Exercise:
Write the records out again, keeping each line exactly as it is.
★ ★ ★ ★ ★ ★ ★
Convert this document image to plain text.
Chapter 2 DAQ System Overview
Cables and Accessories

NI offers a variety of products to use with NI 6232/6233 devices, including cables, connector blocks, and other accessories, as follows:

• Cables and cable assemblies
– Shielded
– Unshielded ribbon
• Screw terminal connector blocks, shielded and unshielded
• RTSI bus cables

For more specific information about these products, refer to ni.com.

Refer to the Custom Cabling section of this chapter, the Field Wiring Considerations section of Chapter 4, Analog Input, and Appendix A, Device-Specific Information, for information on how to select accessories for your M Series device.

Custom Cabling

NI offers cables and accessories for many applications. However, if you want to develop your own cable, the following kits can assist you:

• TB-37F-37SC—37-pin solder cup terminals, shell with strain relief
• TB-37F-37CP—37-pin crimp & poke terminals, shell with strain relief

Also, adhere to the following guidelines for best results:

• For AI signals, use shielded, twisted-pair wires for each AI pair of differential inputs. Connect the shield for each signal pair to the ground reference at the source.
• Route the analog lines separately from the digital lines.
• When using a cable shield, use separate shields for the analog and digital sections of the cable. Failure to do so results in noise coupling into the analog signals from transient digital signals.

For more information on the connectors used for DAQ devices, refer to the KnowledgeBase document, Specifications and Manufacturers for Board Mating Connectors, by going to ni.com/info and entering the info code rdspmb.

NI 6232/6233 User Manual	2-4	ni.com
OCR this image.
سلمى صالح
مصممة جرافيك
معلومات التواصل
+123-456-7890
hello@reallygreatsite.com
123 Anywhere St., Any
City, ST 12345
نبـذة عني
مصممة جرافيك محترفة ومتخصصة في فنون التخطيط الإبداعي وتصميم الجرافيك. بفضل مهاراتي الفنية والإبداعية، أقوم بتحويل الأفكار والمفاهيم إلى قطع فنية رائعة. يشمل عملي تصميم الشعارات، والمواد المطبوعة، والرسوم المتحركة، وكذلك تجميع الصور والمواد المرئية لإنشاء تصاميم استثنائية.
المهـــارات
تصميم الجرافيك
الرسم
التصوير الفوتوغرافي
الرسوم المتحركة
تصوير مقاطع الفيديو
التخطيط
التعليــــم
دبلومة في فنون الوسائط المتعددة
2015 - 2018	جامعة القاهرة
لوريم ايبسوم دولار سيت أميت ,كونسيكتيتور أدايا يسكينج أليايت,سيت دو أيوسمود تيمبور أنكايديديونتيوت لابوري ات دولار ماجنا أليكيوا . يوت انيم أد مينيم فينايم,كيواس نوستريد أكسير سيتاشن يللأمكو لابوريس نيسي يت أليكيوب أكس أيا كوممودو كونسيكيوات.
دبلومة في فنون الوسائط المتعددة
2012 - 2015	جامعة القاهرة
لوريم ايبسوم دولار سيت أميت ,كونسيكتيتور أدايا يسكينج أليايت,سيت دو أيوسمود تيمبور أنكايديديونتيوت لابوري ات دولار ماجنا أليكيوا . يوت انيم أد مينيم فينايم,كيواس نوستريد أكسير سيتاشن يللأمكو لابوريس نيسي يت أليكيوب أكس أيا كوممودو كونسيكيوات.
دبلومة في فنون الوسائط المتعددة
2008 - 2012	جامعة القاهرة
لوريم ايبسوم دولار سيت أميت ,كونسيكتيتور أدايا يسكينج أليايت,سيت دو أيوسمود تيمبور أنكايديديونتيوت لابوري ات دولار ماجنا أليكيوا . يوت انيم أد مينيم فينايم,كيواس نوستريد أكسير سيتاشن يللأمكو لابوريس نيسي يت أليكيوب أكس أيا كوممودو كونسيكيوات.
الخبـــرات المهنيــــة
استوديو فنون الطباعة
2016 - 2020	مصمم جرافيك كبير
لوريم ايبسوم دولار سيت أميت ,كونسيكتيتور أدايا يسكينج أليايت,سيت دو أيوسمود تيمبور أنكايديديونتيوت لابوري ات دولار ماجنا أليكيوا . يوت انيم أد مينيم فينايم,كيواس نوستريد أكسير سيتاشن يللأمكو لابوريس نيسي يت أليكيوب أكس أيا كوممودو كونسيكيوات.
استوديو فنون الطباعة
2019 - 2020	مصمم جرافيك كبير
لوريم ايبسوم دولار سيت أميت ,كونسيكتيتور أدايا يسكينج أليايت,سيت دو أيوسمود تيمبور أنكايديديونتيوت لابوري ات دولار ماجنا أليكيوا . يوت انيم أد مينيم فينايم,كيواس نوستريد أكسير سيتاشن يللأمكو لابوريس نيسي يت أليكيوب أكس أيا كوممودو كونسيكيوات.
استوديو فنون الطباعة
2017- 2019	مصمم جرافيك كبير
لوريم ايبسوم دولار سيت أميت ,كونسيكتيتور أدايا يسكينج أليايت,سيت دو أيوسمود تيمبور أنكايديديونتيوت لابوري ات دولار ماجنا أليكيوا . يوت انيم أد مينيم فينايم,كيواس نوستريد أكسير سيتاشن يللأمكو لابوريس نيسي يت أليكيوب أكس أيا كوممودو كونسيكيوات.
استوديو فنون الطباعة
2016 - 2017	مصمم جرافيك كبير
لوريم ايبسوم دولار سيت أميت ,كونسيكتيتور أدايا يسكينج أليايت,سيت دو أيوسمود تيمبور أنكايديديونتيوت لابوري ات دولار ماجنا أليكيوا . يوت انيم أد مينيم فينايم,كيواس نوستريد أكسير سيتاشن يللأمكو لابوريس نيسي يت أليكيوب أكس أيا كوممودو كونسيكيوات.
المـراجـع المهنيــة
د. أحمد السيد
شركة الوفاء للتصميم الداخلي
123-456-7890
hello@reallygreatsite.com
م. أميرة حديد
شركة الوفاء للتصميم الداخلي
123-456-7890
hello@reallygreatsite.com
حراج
★ ★ ★ ★ ★ ★ ★
Result of the exercise:
Convert this document image to plain text.
Chapter 2 DAQ System Overview
Cables and Accessories

NI offers a variety of products to use with NI 6232/6233 devices, including cables, connector blocks, and other accessories, as follows:

• Cables and cable assemblies
– Shielded
– Unshielded ribbon
• Screw terminal connector blocks, shielded and unshielded
• RTSI bus cables

For more specific information about these products, refer to ni.com.

Refer to the Custom Cabling section of this chapter, the Field Wiring Considerations section of Chapter 4, Analog Input, and Appendix A, Device-Specific Information, for information on how to select accessories for your M Series device.

Custom Cabling

NI offers cables and accessories for many applications. However, if you want to develop your own cable, the following kits can assist you:

• TB-37F-37SC—37-pin solder cup terminals, shell with strain relief
• TB-37F-37CP—37-pin crimp & poke terminals, shell with strain relief

Also, adhere to the following guidelines for best results:

• For AI signals, use shielded, twisted-pair wires for each AI pair of differential inputs. Connect the shield for each signal pair to the ground reference at the source.
• Route the analog lines separately from the digital lines.
• When using a cable shield, use separate shields for the analog and digital sections of the cable. Failure to do so results in noise coupling into the analog signals from transient digital signals.

For more information on the connectors used for DAQ devices, refer to the KnowledgeBase document, Specifications and Manufacturers for Board Mating Connectors, by going to ni.com/info and entering the info code rdspmb.

NI 6232/6233 User Manual	2-4	ni.com
OCR this image.
سلمى صالح
مصممة جرافيك
معلومات التواصل
+123-456-7890
hello@reallygreatsite.com
123 Anywhere St., Any
City, ST 12345
نبـذة عني
مصممة جرافيك محترفة ومتخصصة في فنون التخطيط الإبداعي وتصميم الجرافيك. بفضل مهاراتي الفنية والإبداعية، أقوم بتحويل الأفكار والمفاهيم إلى قطع فنية رائعة. يشمل عملي تصميم الشعارات، والمواد المطبوعة، والرسوم المتحركة، وكذلك تجميع الصور والمواد المرئية لإنشاء تصاميم استثنائية.
المهـــارات
تصميم الجرافيك
الرسم
التصوير الفوتوغرافي
الرسوم المتحركة
تصوير مقاطع الفيديو
التخطيط
التعليــــم
دبلومة في فنون الوسائط المتعددة
2015 - 2018	جامعة القاهرة
لوريم ايبسوم دولار سيت أميت ,كونسيكتيتور أدايا يسكينج أليايت,سيت دو أيوسمود تيمبور أنكايديديونتيوت لابوري ات دولار ماجنا أليكيوا . يوت انيم أد مينيم فينايم,كيواس نوستريد أكسير سيتاشن يللأمكو لابوريس نيسي يت أليكيوب أكس أيا كوممودو كونسيكيوات.
دبلومة في فنون الوسائط المتعددة
2012 - 2015	جامعة القاهرة
لوريم ايبسوم دولار سيت أميت ,كونسيكتيتور أدايا يسكينج أليايت,سيت دو أيوسمود تيمبور أنكايديديونتيوت لابوري ات دولار ماجنا أليكيوا . يوت انيم أد مينيم فينايم,كيواس نوستريد أكسير سيتاشن يللأمكو لابوريس نيسي يت أليكيوب أكس أيا كوممودو كونسيكيوات.
دبلومة في فنون الوسائط المتعددة
2008 - 2012	جامعة القاهرة
لوريم ايبسوم دولار سيت أميت ,كونسيكتيتور أدايا يسكينج أليايت,سيت دو أيوسمود تيمبور أنكايديديونتيوت لابوري ات دولار ماجنا أليكيوا . يوت انيم أد مينيم فينايم,كيواس نوستريد أكسير سيتاشن يللأمكو لابوريس نيسي يت أليكيوب أكس أيا كوممودو كونسيكيوات.
الخبـــرات المهنيــــة
استوديو فنون الطباعة
2016 - 2020	مصمم جرافيك كبير
لوريم ايبسوم دولار سيت أميت ,كونسيكتيتور أدايا يسكينج أليايت,سيت دو أيوسمود تيمبور أنكايديديونتيوت لابوري ات دولار ماجنا أليكيوا . يوت انيم أد مينيم فينايم,كيواس نوستريد أكسير سيتاشن يللأمكو لابوريس نيسي يت أليكيوب أكس أيا كوممودو كونسيكيوات.
استوديو فنون الطباعة
2019 - 2020	مصمم جرافيك كبير
لوريم ايبسوم دولار سيت أميت ,كونسيكتيتور أدايا يسكينج أليايت,سيت دو أيوسمود تيمبور أنكايديديونتيوت لابوري ات دولار ماجنا أليكيوا . يوت انيم أد مينيم فينايم,كيواس نوستريد أكسير سيتاشن يللأمكو لابوريس نيسي يت أليكيوب أكس أيا كوممودو كونسيكيوات.
استوديو فنون الطباعة
2017- 2019	مصمم جرافيك كبير
لوريم ايبسوم دولار سيت أميت ,كونسيكتيتور أدايا يسكينج أليايت,سيت دو أيوسمود تيمبور أنكايديديونتيوت لابوري ات دولار ماجنا أليكيوا . يوت انيم أد مينيم فينايم,كيواس نوستريد أكسير سيتاشن يللأمكو لابوريس نيسي يت أليكيوب أكس أيا كوممودو كونسيكيوات.
استوديو فنون الطباعة
2016 - 2017	مصمم جرافيك كبير
لوريم ايبسوم دولار سيت أميت ,كونسيكتيتور أدايا يسكينج أليايت,سيت دو أيوسمود تيمبور أنكايديديونتيوت لابوري ات دولار ماجنا أليكيوا . يوت انيم أد مينيم فينايم,كيواس نوستريد أكسير سيتاشن يللأمكو لابوريس نيسي يت أليكيوب أكس أيا كوممودو كونسيكيوات.
المـراجـع المهنيــة
د. أحمد السيد
شركة الوفاء للتصميم الداخلي
123-456-7890
hello@reallygreatsite.com
م. أميرة حديد
شركة الوفاء للتصميم الداخلي
123-456-7890
hello@reallygreatsite.com
حراج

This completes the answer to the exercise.